(Data items)
-- START --
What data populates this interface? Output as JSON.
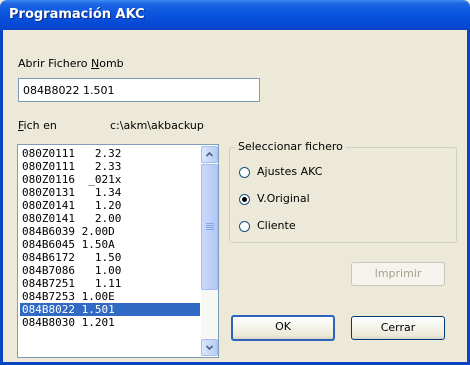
{
  "window": {
    "title": "Programación AKC"
  },
  "file_name": {
    "label_pre": "Abrir Fichero ",
    "label_ul": "N",
    "label_post": "omb",
    "value": "084B8022 1.501"
  },
  "path": {
    "label_ul": "F",
    "label_post": "ich en",
    "value": "c:\\akm\\akbackup"
  },
  "file_list": {
    "items": [
      "080Z0111   2.32",
      "080Z0111   2.33",
      "080Z0116  _021x",
      "080Z0131   1.34",
      "080Z0141   1.20",
      "080Z0141   2.00",
      "084B6039 2.00D",
      "084B6045 1.50A",
      "084B6172   1.50",
      "084B7086   1.00",
      "084B7251   1.11",
      "084B7253 1.00E",
      "084B8022 1.501",
      "084B8030 1.201"
    ],
    "selected_index": 12
  },
  "select_group": {
    "legend": "Seleccionar fichero",
    "options": [
      "Ajustes AKC",
      "V.Original",
      "Cliente"
    ],
    "selected": "V.Original"
  },
  "buttons": {
    "print": "Imprimir",
    "ok": "OK",
    "close": "Cerrar"
  }
}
-- END --
Output, exactly, all the records above; include no pictures.

**In response:**
What data populates this interface? Output as JSON.
{
  "window": {
    "title": "Programación AKC"
  },
  "file_name": {
    "label_pre": "Abrir Fichero ",
    "label_ul": "N",
    "label_post": "omb",
    "value": "084B8022 1.501"
  },
  "path": {
    "label_ul": "F",
    "label_post": "ich en",
    "value": "c:\\akm\\akbackup"
  },
  "file_list": {
    "items": [
      "080Z0111   2.32",
      "080Z0111   2.33",
      "080Z0116  _021x",
      "080Z0131   1.34",
      "080Z0141   1.20",
      "080Z0141   2.00",
      "084B6039 2.00D",
      "084B6045 1.50A",
      "084B6172   1.50",
      "084B7086   1.00",
      "084B7251   1.11",
      "084B7253 1.00E",
      "084B8022 1.501",
      "084B8030 1.201"
    ],
    "selected_index": 12
  },
  "select_group": {
    "legend": "Seleccionar fichero",
    "options": [
      "Ajustes AKC",
      "V.Original",
      "Cliente"
    ],
    "selected": "V.Original"
  },
  "buttons": {
    "print": "Imprimir",
    "ok": "OK",
    "close": "Cerrar"
  }
}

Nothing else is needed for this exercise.